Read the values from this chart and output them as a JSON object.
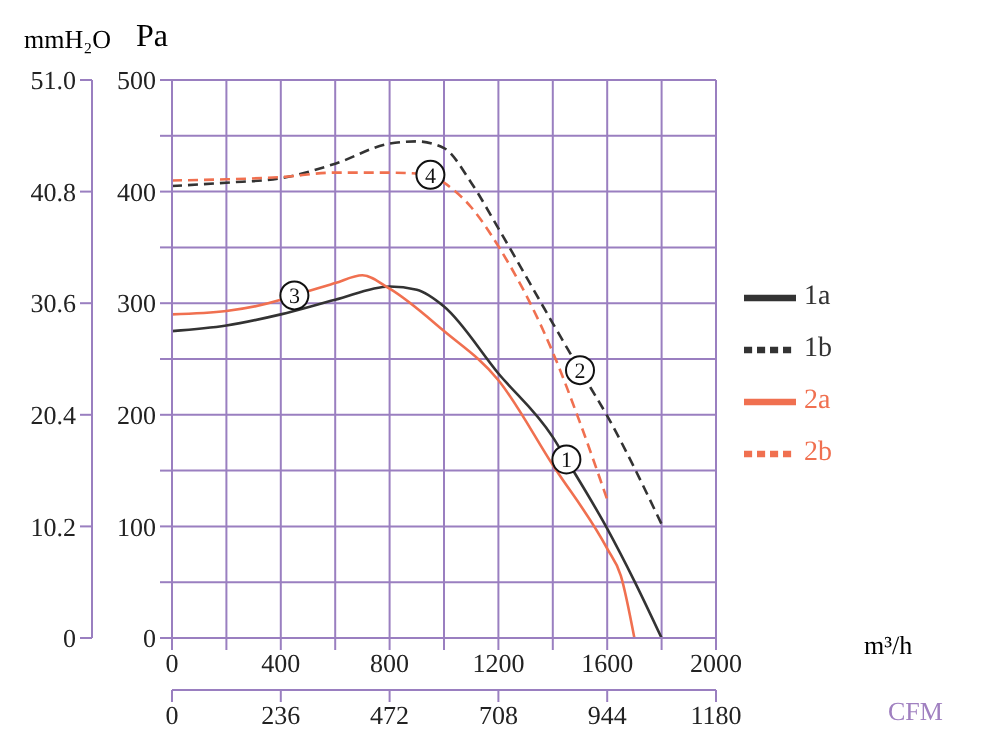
{
  "chart_data": {
    "type": "line",
    "ylabel": "Pa",
    "y2label": "mmH₂O",
    "xlabel": "m³/h",
    "x2label": "CFM",
    "xlim": [
      0,
      2000
    ],
    "xticks": [
      0,
      {
        "value": 200,
        "label": null
      },
      400,
      {
        "value": 600,
        "label": null
      },
      800,
      {
        "value": 1000,
        "label": null
      },
      1200,
      {
        "value": 1400,
        "label": null
      },
      1600,
      {
        "value": 1800,
        "label": null
      },
      2000
    ],
    "ylim": [
      0,
      500
    ],
    "yticks": [
      0,
      {
        "value": 50,
        "label": null
      },
      100,
      {
        "value": 150,
        "label": null
      },
      200,
      {
        "value": 250,
        "label": null
      },
      300,
      {
        "value": 350,
        "label": null
      },
      400,
      {
        "value": 450,
        "label": null
      },
      500
    ],
    "y2lim": [
      0,
      51
    ],
    "y2ticks": [
      0,
      10.2,
      20.4,
      30.6,
      40.8,
      {
        "value": 51,
        "label": "51.0"
      }
    ],
    "x2lim": [
      0,
      1180
    ],
    "x2ticks": [
      0,
      236,
      472,
      708,
      944,
      1180
    ],
    "grid": true,
    "legend": "right",
    "marker": "none",
    "series": [
      {
        "name": "1a",
        "color": "#333333",
        "line_style": "solid",
        "x": [
          0,
          200,
          400,
          600,
          800,
          900,
          1000,
          1200,
          1400,
          1450,
          1600,
          1700,
          1800
        ],
        "values": [
          275,
          280,
          290,
          303,
          315,
          312,
          297,
          237,
          180,
          160,
          98,
          51,
          0
        ]
      },
      {
        "name": "1b",
        "color": "#333333",
        "line_style": "dashed",
        "x": [
          0,
          200,
          400,
          600,
          800,
          900,
          1000,
          1100,
          1200,
          1400,
          1500,
          1600,
          1800
        ],
        "values": [
          405,
          408,
          412,
          425,
          443,
          445,
          439,
          408,
          367,
          282,
          240,
          199,
          102
        ]
      },
      {
        "name": "2a",
        "color": "#f07050",
        "line_style": "solid",
        "x": [
          0,
          200,
          400,
          450,
          600,
          700,
          800,
          1000,
          1200,
          1400,
          1600,
          1650,
          1700
        ],
        "values": [
          290,
          293,
          303,
          307,
          318,
          325,
          313,
          275,
          231,
          155,
          80,
          56,
          0
        ]
      },
      {
        "name": "2b",
        "color": "#f07050",
        "line_style": "dashed",
        "x": [
          0,
          200,
          400,
          600,
          800,
          950,
          1000,
          1100,
          1200,
          1400,
          1500,
          1600
        ],
        "values": [
          410,
          411,
          413,
          417,
          417,
          415,
          408,
          386,
          351,
          256,
          193,
          124
        ]
      }
    ],
    "annotations": [
      {
        "text": "1",
        "x": 1450,
        "y": 160
      },
      {
        "text": "2",
        "x": 1500,
        "y": 240
      },
      {
        "text": "3",
        "x": 450,
        "y": 307
      },
      {
        "text": "4",
        "x": 950,
        "y": 415
      }
    ]
  }
}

──────

*The problem*. Give all the entries again exactly, dropping each picture.

*Problem solution*.
Read the values from this chart and output them as a JSON object.
{
  "chart_data": {
    "type": "line",
    "ylabel": "Pa",
    "y2label": "mmH₂O",
    "xlabel": "m³/h",
    "x2label": "CFM",
    "xlim": [
      0,
      2000
    ],
    "xticks": [
      0,
      {
        "value": 200,
        "label": null
      },
      400,
      {
        "value": 600,
        "label": null
      },
      800,
      {
        "value": 1000,
        "label": null
      },
      1200,
      {
        "value": 1400,
        "label": null
      },
      1600,
      {
        "value": 1800,
        "label": null
      },
      2000
    ],
    "ylim": [
      0,
      500
    ],
    "yticks": [
      0,
      {
        "value": 50,
        "label": null
      },
      100,
      {
        "value": 150,
        "label": null
      },
      200,
      {
        "value": 250,
        "label": null
      },
      300,
      {
        "value": 350,
        "label": null
      },
      400,
      {
        "value": 450,
        "label": null
      },
      500
    ],
    "y2lim": [
      0,
      51
    ],
    "y2ticks": [
      0,
      10.2,
      20.4,
      30.6,
      40.8,
      {
        "value": 51,
        "label": "51.0"
      }
    ],
    "x2lim": [
      0,
      1180
    ],
    "x2ticks": [
      0,
      236,
      472,
      708,
      944,
      1180
    ],
    "grid": true,
    "legend": "right",
    "marker": "none",
    "series": [
      {
        "name": "1a",
        "color": "#333333",
        "line_style": "solid",
        "x": [
          0,
          200,
          400,
          600,
          800,
          900,
          1000,
          1200,
          1400,
          1450,
          1600,
          1700,
          1800
        ],
        "values": [
          275,
          280,
          290,
          303,
          315,
          312,
          297,
          237,
          180,
          160,
          98,
          51,
          0
        ]
      },
      {
        "name": "1b",
        "color": "#333333",
        "line_style": "dashed",
        "x": [
          0,
          200,
          400,
          600,
          800,
          900,
          1000,
          1100,
          1200,
          1400,
          1500,
          1600,
          1800
        ],
        "values": [
          405,
          408,
          412,
          425,
          443,
          445,
          439,
          408,
          367,
          282,
          240,
          199,
          102
        ]
      },
      {
        "name": "2a",
        "color": "#f07050",
        "line_style": "solid",
        "x": [
          0,
          200,
          400,
          450,
          600,
          700,
          800,
          1000,
          1200,
          1400,
          1600,
          1650,
          1700
        ],
        "values": [
          290,
          293,
          303,
          307,
          318,
          325,
          313,
          275,
          231,
          155,
          80,
          56,
          0
        ]
      },
      {
        "name": "2b",
        "color": "#f07050",
        "line_style": "dashed",
        "x": [
          0,
          200,
          400,
          600,
          800,
          950,
          1000,
          1100,
          1200,
          1400,
          1500,
          1600
        ],
        "values": [
          410,
          411,
          413,
          417,
          417,
          415,
          408,
          386,
          351,
          256,
          193,
          124
        ]
      }
    ],
    "annotations": [
      {
        "text": "1",
        "x": 1450,
        "y": 160
      },
      {
        "text": "2",
        "x": 1500,
        "y": 240
      },
      {
        "text": "3",
        "x": 450,
        "y": 307
      },
      {
        "text": "4",
        "x": 950,
        "y": 415
      }
    ]
  }
}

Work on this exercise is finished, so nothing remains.